* To do
How many lines in the records below contain the word "reflected"? Reply with only the number.

* Records to process
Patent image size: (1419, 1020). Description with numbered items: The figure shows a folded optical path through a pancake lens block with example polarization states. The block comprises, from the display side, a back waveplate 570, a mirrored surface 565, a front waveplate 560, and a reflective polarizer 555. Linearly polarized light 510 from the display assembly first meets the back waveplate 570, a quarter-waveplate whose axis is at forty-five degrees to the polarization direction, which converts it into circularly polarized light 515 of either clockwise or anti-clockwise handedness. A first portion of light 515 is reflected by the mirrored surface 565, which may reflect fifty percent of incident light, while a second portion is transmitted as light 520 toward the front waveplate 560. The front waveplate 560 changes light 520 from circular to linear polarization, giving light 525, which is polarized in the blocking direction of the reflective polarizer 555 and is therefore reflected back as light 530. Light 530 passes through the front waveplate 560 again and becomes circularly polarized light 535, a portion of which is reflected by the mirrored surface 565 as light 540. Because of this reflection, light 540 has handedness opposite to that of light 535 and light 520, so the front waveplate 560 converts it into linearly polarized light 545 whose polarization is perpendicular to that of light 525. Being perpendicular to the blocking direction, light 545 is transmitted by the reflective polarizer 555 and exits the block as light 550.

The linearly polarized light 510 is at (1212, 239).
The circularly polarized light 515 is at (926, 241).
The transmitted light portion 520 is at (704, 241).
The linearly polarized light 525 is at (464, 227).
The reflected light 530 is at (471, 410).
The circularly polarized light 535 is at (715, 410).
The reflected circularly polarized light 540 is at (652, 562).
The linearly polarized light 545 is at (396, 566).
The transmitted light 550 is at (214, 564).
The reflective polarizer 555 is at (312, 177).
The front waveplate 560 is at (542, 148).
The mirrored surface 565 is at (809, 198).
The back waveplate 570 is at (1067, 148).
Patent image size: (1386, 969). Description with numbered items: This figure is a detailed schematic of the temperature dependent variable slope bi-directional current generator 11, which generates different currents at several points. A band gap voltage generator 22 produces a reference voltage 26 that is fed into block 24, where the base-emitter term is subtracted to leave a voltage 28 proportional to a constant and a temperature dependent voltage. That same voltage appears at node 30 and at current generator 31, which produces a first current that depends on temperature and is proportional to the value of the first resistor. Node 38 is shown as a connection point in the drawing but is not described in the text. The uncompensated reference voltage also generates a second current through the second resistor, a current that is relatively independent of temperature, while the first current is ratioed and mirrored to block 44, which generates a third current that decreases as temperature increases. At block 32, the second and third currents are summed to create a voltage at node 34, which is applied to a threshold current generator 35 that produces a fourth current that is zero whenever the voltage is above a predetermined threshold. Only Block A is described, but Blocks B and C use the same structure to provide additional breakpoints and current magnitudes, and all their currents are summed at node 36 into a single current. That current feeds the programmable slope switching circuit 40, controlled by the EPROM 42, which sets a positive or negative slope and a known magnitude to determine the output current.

* The output
3